**WHAT IS BEING ASKED**
Print the data from its first line through the line containing "Point: [375, 178, 383, 185]", including both of those lines, with every line left unchanged.

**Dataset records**
□ □ □

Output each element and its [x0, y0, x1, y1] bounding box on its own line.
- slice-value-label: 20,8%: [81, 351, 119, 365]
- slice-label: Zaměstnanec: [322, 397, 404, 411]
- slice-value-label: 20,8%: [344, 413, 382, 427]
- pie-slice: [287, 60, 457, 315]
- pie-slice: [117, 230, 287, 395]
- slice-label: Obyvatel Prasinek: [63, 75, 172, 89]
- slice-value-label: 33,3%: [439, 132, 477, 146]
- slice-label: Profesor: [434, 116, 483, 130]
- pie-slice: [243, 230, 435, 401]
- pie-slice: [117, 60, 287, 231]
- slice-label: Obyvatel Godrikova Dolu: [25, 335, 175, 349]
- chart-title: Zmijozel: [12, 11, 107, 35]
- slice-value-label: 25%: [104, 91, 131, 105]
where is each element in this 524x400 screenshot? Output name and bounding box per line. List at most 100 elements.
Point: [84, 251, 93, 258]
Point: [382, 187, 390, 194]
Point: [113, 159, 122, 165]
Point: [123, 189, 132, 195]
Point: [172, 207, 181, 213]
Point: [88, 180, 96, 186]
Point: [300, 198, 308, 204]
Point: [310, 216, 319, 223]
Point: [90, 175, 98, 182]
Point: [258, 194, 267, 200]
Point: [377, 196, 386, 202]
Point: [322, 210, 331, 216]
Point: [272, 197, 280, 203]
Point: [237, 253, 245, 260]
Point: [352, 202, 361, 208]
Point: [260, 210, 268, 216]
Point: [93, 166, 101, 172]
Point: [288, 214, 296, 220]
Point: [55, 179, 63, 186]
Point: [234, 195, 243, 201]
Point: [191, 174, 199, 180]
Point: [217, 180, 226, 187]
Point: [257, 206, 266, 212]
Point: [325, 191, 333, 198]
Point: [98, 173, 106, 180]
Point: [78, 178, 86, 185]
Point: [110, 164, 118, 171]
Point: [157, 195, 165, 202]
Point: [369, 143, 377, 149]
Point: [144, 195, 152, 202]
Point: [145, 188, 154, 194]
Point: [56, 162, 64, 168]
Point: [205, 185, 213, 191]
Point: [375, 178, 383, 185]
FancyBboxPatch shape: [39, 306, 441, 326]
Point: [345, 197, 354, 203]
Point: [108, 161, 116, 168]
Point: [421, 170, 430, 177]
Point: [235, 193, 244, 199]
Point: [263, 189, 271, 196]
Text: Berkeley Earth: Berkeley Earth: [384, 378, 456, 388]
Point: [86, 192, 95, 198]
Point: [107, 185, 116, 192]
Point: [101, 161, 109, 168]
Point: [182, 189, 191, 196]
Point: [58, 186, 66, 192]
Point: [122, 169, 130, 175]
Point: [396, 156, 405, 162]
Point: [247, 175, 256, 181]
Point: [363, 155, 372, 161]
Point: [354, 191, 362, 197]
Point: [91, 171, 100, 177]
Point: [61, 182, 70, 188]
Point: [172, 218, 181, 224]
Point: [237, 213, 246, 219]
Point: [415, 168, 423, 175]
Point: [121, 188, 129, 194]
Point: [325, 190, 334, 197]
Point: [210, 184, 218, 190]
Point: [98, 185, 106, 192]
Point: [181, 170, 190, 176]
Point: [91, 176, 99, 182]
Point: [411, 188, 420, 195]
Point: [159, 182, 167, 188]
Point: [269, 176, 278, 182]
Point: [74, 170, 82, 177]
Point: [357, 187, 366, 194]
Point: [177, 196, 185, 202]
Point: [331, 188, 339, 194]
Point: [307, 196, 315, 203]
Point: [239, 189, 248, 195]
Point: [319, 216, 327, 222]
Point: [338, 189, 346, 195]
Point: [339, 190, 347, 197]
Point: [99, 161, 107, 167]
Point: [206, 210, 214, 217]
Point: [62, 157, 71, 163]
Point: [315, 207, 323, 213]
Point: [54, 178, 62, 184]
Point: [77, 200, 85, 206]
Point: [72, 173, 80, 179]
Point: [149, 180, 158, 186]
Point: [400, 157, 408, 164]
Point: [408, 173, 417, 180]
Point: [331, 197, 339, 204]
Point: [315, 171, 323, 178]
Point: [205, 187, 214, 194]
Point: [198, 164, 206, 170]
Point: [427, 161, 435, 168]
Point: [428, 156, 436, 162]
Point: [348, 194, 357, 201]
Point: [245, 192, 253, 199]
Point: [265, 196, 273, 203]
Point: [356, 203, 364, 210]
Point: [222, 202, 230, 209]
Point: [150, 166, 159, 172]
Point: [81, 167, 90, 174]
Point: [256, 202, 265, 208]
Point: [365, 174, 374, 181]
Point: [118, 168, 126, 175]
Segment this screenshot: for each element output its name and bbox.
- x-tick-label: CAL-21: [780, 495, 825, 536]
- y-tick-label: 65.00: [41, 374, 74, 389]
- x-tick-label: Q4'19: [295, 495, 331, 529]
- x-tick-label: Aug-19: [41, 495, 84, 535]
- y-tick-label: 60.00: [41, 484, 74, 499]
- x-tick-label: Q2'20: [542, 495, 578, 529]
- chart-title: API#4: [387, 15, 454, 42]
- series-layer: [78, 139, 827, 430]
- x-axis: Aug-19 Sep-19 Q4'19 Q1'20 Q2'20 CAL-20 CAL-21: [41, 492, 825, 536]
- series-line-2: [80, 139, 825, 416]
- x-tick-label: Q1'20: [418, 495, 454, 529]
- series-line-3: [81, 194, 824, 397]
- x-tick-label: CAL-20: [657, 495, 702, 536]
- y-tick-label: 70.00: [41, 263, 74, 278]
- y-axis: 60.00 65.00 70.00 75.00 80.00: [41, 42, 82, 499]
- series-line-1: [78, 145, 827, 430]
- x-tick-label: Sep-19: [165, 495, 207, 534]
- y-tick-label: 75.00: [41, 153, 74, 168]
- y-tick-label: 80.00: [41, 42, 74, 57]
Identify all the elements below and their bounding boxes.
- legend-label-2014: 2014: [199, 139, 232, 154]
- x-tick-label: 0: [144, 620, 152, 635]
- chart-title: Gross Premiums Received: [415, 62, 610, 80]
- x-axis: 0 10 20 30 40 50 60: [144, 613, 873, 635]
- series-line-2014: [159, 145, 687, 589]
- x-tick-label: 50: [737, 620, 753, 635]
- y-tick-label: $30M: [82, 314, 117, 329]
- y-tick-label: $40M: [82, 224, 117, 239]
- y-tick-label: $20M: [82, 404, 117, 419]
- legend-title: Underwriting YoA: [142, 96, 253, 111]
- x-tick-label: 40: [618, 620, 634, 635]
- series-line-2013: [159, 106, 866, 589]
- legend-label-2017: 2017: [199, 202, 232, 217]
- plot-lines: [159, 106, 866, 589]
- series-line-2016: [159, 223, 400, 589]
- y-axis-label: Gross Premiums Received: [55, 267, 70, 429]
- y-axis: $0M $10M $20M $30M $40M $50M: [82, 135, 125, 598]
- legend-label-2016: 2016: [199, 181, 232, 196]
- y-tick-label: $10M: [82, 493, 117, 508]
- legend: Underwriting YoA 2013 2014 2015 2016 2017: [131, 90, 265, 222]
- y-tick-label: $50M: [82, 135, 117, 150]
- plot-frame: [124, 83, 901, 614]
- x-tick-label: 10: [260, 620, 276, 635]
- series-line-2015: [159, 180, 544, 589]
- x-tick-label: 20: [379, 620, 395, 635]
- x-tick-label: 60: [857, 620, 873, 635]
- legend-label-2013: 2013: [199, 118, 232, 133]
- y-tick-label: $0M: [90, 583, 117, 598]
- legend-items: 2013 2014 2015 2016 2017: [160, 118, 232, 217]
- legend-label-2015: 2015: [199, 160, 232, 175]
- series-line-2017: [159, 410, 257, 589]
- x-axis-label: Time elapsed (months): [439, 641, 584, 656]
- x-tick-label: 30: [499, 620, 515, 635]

□ □ □

**OUTPUT BELOW**
Output each element and its [x0, y0, x1, y1] bounding box on its own line.
- slice-value-label: 20,8%: [81, 351, 119, 365]
- slice-label: Zaměstnanec: [322, 397, 404, 411]
- slice-value-label: 20,8%: [344, 413, 382, 427]
- pie-slice: [287, 60, 457, 315]
- pie-slice: [117, 230, 287, 395]
- slice-label: Obyvatel Prasinek: [63, 75, 172, 89]
- slice-value-label: 33,3%: [439, 132, 477, 146]
- slice-label: Profesor: [434, 116, 483, 130]
- pie-slice: [243, 230, 435, 401]
- pie-slice: [117, 60, 287, 231]
- slice-label: Obyvatel Godrikova Dolu: [25, 335, 175, 349]
- chart-title: Zmijozel: [12, 11, 107, 35]
- slice-value-label: 25%: [104, 91, 131, 105]
where is each element in this 524x400 screenshot? Output name and bounding box per line. List at most 100 elements.
Point: [84, 251, 93, 258]
Point: [382, 187, 390, 194]
Point: [113, 159, 122, 165]
Point: [123, 189, 132, 195]
Point: [172, 207, 181, 213]
Point: [88, 180, 96, 186]
Point: [300, 198, 308, 204]
Point: [310, 216, 319, 223]
Point: [90, 175, 98, 182]
Point: [258, 194, 267, 200]
Point: [377, 196, 386, 202]
Point: [322, 210, 331, 216]
Point: [272, 197, 280, 203]
Point: [237, 253, 245, 260]
Point: [352, 202, 361, 208]
Point: [260, 210, 268, 216]
Point: [93, 166, 101, 172]
Point: [288, 214, 296, 220]
Point: [55, 179, 63, 186]
Point: [234, 195, 243, 201]
Point: [191, 174, 199, 180]
Point: [217, 180, 226, 187]
Point: [257, 206, 266, 212]
Point: [325, 191, 333, 198]
Point: [98, 173, 106, 180]
Point: [78, 178, 86, 185]
Point: [110, 164, 118, 171]
Point: [157, 195, 165, 202]
Point: [369, 143, 377, 149]
Point: [144, 195, 152, 202]
Point: [145, 188, 154, 194]
Point: [56, 162, 64, 168]
Point: [205, 185, 213, 191]
Point: [375, 178, 383, 185]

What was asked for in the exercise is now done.